WORK INSTRUCTION: Every entry must be repeated exactly in the answer.

EXCERPTED DATA:
+---+
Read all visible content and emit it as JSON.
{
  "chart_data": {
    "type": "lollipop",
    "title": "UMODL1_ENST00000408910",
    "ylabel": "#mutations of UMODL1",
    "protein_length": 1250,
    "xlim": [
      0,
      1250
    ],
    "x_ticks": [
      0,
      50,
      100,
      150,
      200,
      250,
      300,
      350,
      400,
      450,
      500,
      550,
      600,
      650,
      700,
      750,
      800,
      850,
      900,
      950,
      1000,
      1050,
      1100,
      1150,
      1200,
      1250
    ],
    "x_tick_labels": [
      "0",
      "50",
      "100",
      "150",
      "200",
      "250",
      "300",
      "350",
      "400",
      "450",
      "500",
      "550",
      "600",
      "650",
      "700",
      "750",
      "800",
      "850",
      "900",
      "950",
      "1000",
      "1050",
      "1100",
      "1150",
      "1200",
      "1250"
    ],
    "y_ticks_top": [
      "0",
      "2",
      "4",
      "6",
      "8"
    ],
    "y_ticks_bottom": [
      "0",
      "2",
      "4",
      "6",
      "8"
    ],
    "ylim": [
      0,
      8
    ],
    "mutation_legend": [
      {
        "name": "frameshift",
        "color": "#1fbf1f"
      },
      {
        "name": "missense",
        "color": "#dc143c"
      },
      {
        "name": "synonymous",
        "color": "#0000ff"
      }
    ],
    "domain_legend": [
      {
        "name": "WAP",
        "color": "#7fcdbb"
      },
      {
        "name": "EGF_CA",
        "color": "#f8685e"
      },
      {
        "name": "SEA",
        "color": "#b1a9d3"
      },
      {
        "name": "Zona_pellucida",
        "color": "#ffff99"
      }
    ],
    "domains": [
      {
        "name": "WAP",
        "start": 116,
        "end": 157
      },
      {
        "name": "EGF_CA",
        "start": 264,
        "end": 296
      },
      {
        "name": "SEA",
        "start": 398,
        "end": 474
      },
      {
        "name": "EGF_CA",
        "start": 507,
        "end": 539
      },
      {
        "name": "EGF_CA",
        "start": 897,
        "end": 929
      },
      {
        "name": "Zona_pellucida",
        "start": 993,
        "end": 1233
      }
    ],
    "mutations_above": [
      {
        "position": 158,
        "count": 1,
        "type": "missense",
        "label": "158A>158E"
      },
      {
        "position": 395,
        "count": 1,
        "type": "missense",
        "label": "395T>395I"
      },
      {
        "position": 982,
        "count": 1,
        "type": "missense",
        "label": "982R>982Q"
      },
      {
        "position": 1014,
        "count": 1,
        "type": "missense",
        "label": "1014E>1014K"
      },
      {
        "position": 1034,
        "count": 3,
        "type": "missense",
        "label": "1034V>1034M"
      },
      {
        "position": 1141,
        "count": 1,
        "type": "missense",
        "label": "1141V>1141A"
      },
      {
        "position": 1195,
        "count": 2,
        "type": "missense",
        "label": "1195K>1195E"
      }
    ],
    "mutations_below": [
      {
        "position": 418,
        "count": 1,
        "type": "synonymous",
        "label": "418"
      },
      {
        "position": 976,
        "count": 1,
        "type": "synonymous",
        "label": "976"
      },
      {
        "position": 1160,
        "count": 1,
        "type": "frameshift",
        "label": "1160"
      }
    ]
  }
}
+---+
ANSWER TO THIS PROBLEM:
Read all visible content and emit it as JSON.
{
  "chart_data": {
    "type": "lollipop",
    "title": "UMODL1_ENST00000408910",
    "ylabel": "#mutations of UMODL1",
    "protein_length": 1250,
    "xlim": [
      0,
      1250
    ],
    "x_ticks": [
      0,
      50,
      100,
      150,
      200,
      250,
      300,
      350,
      400,
      450,
      500,
      550,
      600,
      650,
      700,
      750,
      800,
      850,
      900,
      950,
      1000,
      1050,
      1100,
      1150,
      1200,
      1250
    ],
    "x_tick_labels": [
      "0",
      "50",
      "100",
      "150",
      "200",
      "250",
      "300",
      "350",
      "400",
      "450",
      "500",
      "550",
      "600",
      "650",
      "700",
      "750",
      "800",
      "850",
      "900",
      "950",
      "1000",
      "1050",
      "1100",
      "1150",
      "1200",
      "1250"
    ],
    "y_ticks_top": [
      "0",
      "2",
      "4",
      "6",
      "8"
    ],
    "y_ticks_bottom": [
      "0",
      "2",
      "4",
      "6",
      "8"
    ],
    "ylim": [
      0,
      8
    ],
    "mutation_legend": [
      {
        "name": "frameshift",
        "color": "#1fbf1f"
      },
      {
        "name": "missense",
        "color": "#dc143c"
      },
      {
        "name": "synonymous",
        "color": "#0000ff"
      }
    ],
    "domain_legend": [
      {
        "name": "WAP",
        "color": "#7fcdbb"
      },
      {
        "name": "EGF_CA",
        "color": "#f8685e"
      },
      {
        "name": "SEA",
        "color": "#b1a9d3"
      },
      {
        "name": "Zona_pellucida",
        "color": "#ffff99"
      }
    ],
    "domains": [
      {
        "name": "WAP",
        "start": 116,
        "end": 157
      },
      {
        "name": "EGF_CA",
        "start": 264,
        "end": 296
      },
      {
        "name": "SEA",
        "start": 398,
        "end": 474
      },
      {
        "name": "EGF_CA",
        "start": 507,
        "end": 539
      },
      {
        "name": "EGF_CA",
        "start": 897,
        "end": 929
      },
      {
        "name": "Zona_pellucida",
        "start": 993,
        "end": 1233
      }
    ],
    "mutations_above": [
      {
        "position": 158,
        "count": 1,
        "type": "missense",
        "label": "158A>158E"
      },
      {
        "position": 395,
        "count": 1,
        "type": "missense",
        "label": "395T>395I"
      },
      {
        "position": 982,
        "count": 1,
        "type": "missense",
        "label": "982R>982Q"
      },
      {
        "position": 1014,
        "count": 1,
        "type": "missense",
        "label": "1014E>1014K"
      },
      {
        "position": 1034,
        "count": 3,
        "type": "missense",
        "label": "1034V>1034M"
      },
      {
        "position": 1141,
        "count": 1,
        "type": "missense",
        "label": "1141V>1141A"
      },
      {
        "position": 1195,
        "count": 2,
        "type": "missense",
        "label": "1195K>1195E"
      }
    ],
    "mutations_below": [
      {
        "position": 418,
        "count": 1,
        "type": "synonymous",
        "label": "418"
      },
      {
        "position": 976,
        "count": 1,
        "type": "synonymous",
        "label": "976"
      },
      {
        "position": 1160,
        "count": 1,
        "type": "frameshift",
        "label": "1160"
      }
    ]
  }
}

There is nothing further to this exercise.